INFORMATION SHOWN.
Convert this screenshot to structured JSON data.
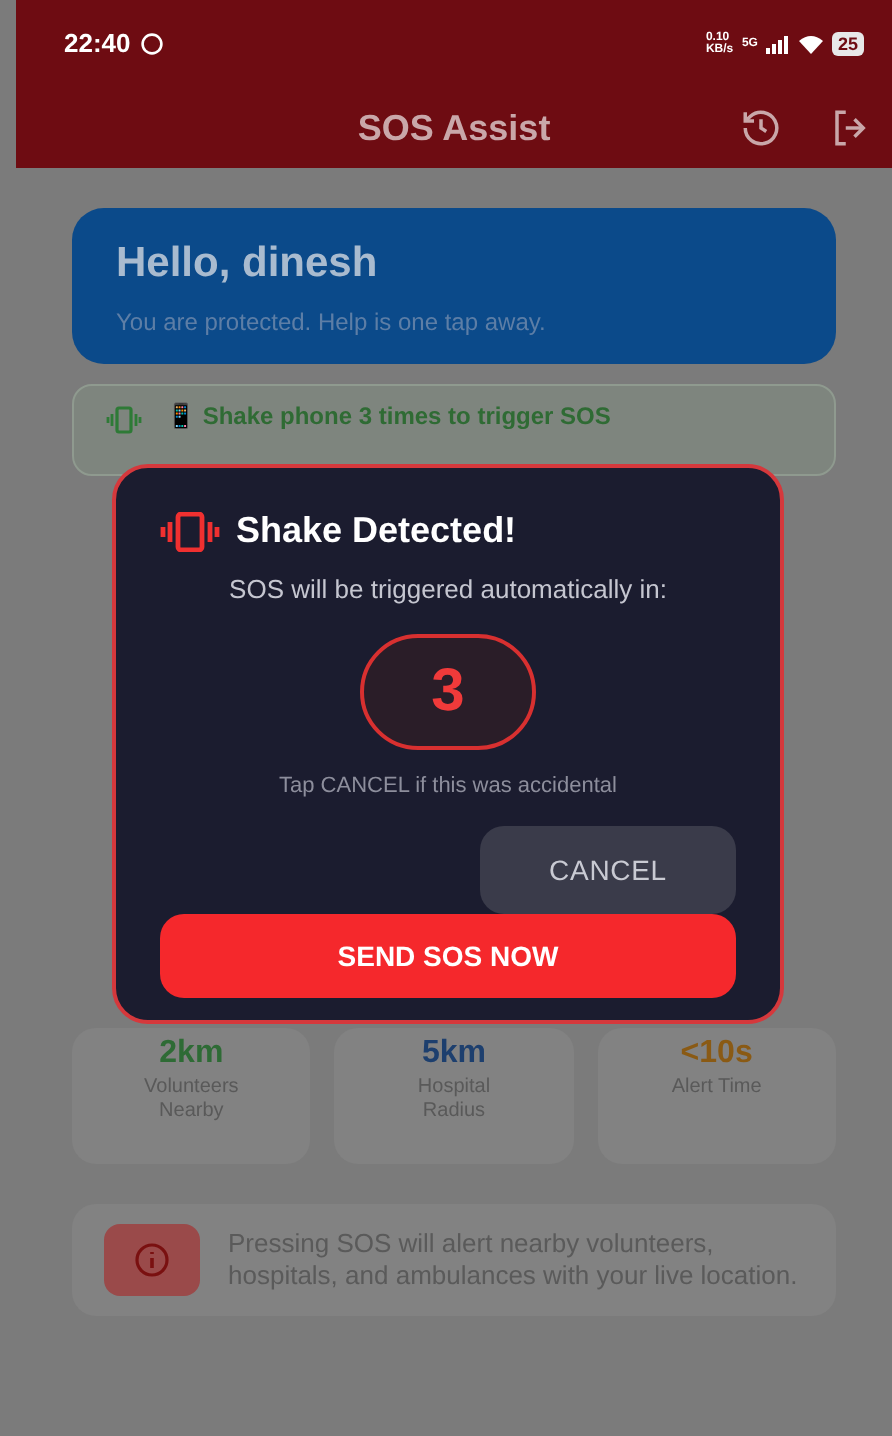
{
  "status_bar": {
    "time": "22:40",
    "net_speed": "0.10 KB/s",
    "network": "5G",
    "battery": "25"
  },
  "app_bar": {
    "title": "SOS Assist"
  },
  "greeting": {
    "title": "Hello, dinesh",
    "subtitle": "You are protected. Help is one tap away."
  },
  "shake_banner": {
    "text": "📱 Shake phone 3 times to trigger SOS"
  },
  "stats": [
    {
      "value": "2km",
      "label": "Volunteers Nearby",
      "color": "#2e6b35"
    },
    {
      "value": "5km",
      "label": "Hospital Radius",
      "color": "#1d3f6e"
    },
    {
      "value": "<10s",
      "label": "Alert Time",
      "color": "#8a5a14"
    }
  ],
  "info": {
    "text": "Pressing SOS will alert nearby volunteers, hospitals, and ambulances with your live location."
  },
  "dialog": {
    "title": "Shake Detected!",
    "message": "SOS will be triggered automatically in:",
    "countdown": "3",
    "hint": "Tap CANCEL if this was accidental",
    "buttons": [
      {
        "label": "CANCEL",
        "kind": "secondary"
      },
      {
        "label": "SEND SOS NOW",
        "kind": "primary"
      }
    ]
  }
}
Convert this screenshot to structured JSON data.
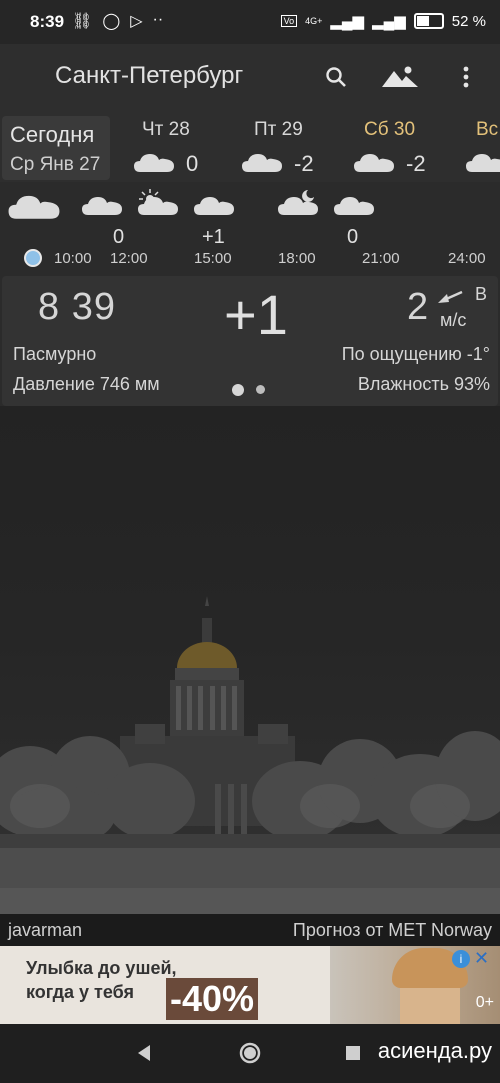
{
  "status_bar": {
    "time": "8:39",
    "battery": "52 %",
    "network": "4G+"
  },
  "app_bar": {
    "city": "Санкт-Петербург",
    "icons": [
      "search-icon",
      "landscape-icon",
      "more-vert-icon"
    ]
  },
  "days": {
    "today": {
      "label": "Сегодня",
      "date": "Ср Янв 27"
    },
    "items": [
      {
        "name": "Чт 28",
        "temp": "0",
        "weekend": false
      },
      {
        "name": "Пт 29",
        "temp": "-2",
        "weekend": false
      },
      {
        "name": "Сб 30",
        "temp": "-2",
        "weekend": true
      },
      {
        "name": "Вс",
        "temp": "",
        "weekend": true
      }
    ]
  },
  "hourly": {
    "temps": [
      "0",
      "+1",
      "0"
    ],
    "times": [
      "10:00",
      "12:00",
      "15:00",
      "18:00",
      "21:00",
      "24:00"
    ]
  },
  "current": {
    "time": "8 39",
    "temp": "+1",
    "wind_speed": "2",
    "wind_dir": "В",
    "wind_unit": "м/с",
    "condition": "Пасмурно",
    "feels_like": "По ощущению -1°",
    "pressure": "Давление 746 мм",
    "humidity": "Влажность 93%"
  },
  "footer": {
    "author": "javarman",
    "source": "Прогноз от MET Norway"
  },
  "ad": {
    "line1": "Улыбка до ушей,",
    "line2": "когда у тебя",
    "discount": "-40%",
    "age": "0+"
  },
  "watermark": "асиенда.ру",
  "colors": {
    "accent_weekend": "#e3c17a",
    "background": "#2b2b2b",
    "now_dot": "#8fc1e8"
  }
}
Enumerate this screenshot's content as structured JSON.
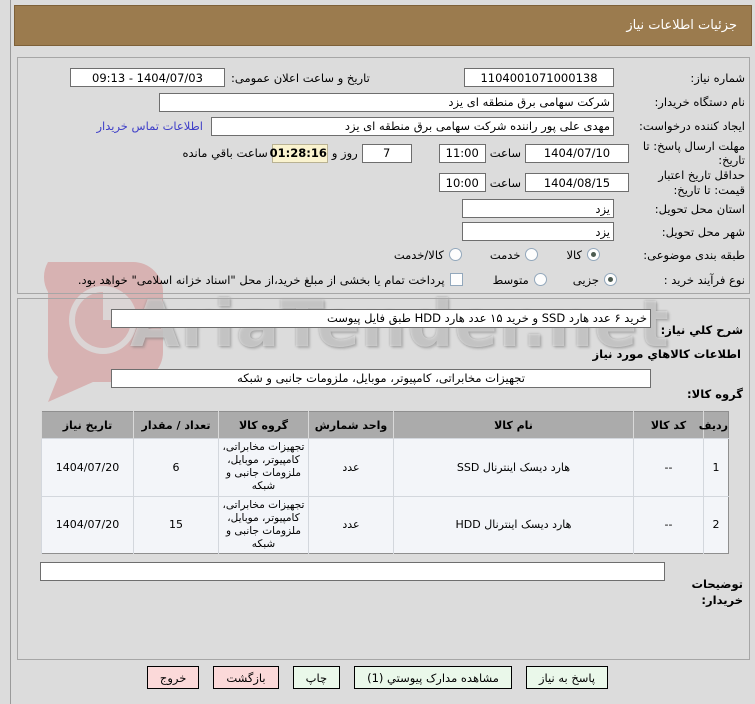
{
  "title": "جزئیات اطلاعات نیاز",
  "watermark_text": "AriaTender.net",
  "colors": {
    "titlebar": "#9b7b4e",
    "countdown_bg": "#faf3cf",
    "button_green": "#eaf8ea",
    "button_pink": "#fbd9d9",
    "table_header_bg": "#ababab",
    "table_row_bg": "#f3f5f9",
    "link": "#4040c8"
  },
  "form": {
    "need_number": {
      "label": "شماره نیاز:",
      "value": "1104001071000138"
    },
    "announce": {
      "label": "تاریخ و ساعت اعلان عمومی:",
      "value": "1404/07/03 - 09:13"
    },
    "buyer_org": {
      "label": "نام دستگاه خریدار:",
      "value": "شرکت سهامی برق منطقه ای یزد"
    },
    "creator": {
      "label": "ایجاد کننده درخواست:",
      "value": "مهدی علی پور راننده شرکت سهامی برق منطقه ای یزد",
      "contact_link": "اطلاعات تماس خریدار"
    },
    "deadline": {
      "label": "مهلت ارسال پاسخ: تا تاریخ:",
      "date": "1404/07/10",
      "hour_label": "ساعت",
      "time": "11:00",
      "days": "7",
      "days_label": "روز و",
      "countdown": "01:28:16",
      "remaining_label": "ساعت باقي مانده"
    },
    "validity": {
      "label": "حداقل تاریخ اعتبار قیمت: تا تاریخ:",
      "date": "1404/08/15",
      "hour_label": "ساعت",
      "time": "10:00"
    },
    "province": {
      "label": "استان محل تحویل:",
      "value": "یزد"
    },
    "city": {
      "label": "شهر محل تحویل:",
      "value": "یزد"
    },
    "classification": {
      "label": "طبقه بندی موضوعی:",
      "options": [
        {
          "label": "کالا",
          "selected": true
        },
        {
          "label": "خدمت",
          "selected": false
        },
        {
          "label": "کالا/خدمت",
          "selected": false
        }
      ]
    },
    "process": {
      "label": "نوع فرآیند خرید :",
      "options": [
        {
          "label": "جزیی",
          "selected": true
        },
        {
          "label": "متوسط",
          "selected": false
        }
      ],
      "checkbox_label": "پرداخت تمام یا بخشی از مبلغ خرید،از محل \"اسناد خزانه اسلامی\" خواهد بود.",
      "checkbox_checked": false
    }
  },
  "need_desc": {
    "label": "شرح کلي نیاز:",
    "value": "خرید ۶ عدد هارد SSD و خرید ۱۵ عدد هارد HDD طبق فایل پیوست"
  },
  "goods_section": {
    "header": "اطلاعات کالاهاي مورد نیاز",
    "group_label": "گروه کالا:",
    "group_value": "تجهیزات مخابراتی، کامپیوتر، موبایل، ملزومات جانبی و شبکه"
  },
  "table": {
    "headers": [
      "ردیف",
      "کد کالا",
      "نام کالا",
      "واحد شمارش",
      "گروه کالا",
      "تعداد / مقدار",
      "تاریخ نیاز"
    ],
    "rows": [
      [
        "1",
        "--",
        "هارد دیسک اینترنال SSD",
        "عدد",
        "تجهیزات مخابراتی، کامپیوتر، موبایل، ملزومات جانبی و شبکه",
        "6",
        "1404/07/20"
      ],
      [
        "2",
        "--",
        "هارد دیسک اینترنال HDD",
        "عدد",
        "تجهیزات مخابراتی، کامپیوتر، موبایل، ملزومات جانبی و شبکه",
        "15",
        "1404/07/20"
      ]
    ]
  },
  "notes": {
    "label": "توضیحات خریدار:",
    "value": ""
  },
  "buttons": {
    "reply": "پاسخ به نیاز",
    "view_docs": "مشاهده مدارک پیوستي (1)",
    "print": "چاپ",
    "back": "بازگشت",
    "exit": "خروج"
  }
}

JOB. Scan the material above. Copy each line where "times" occurs.

THE COMPLETED TASK.
    "text": "📱 Shake phone 3 times to trigger SOS"
    "times": [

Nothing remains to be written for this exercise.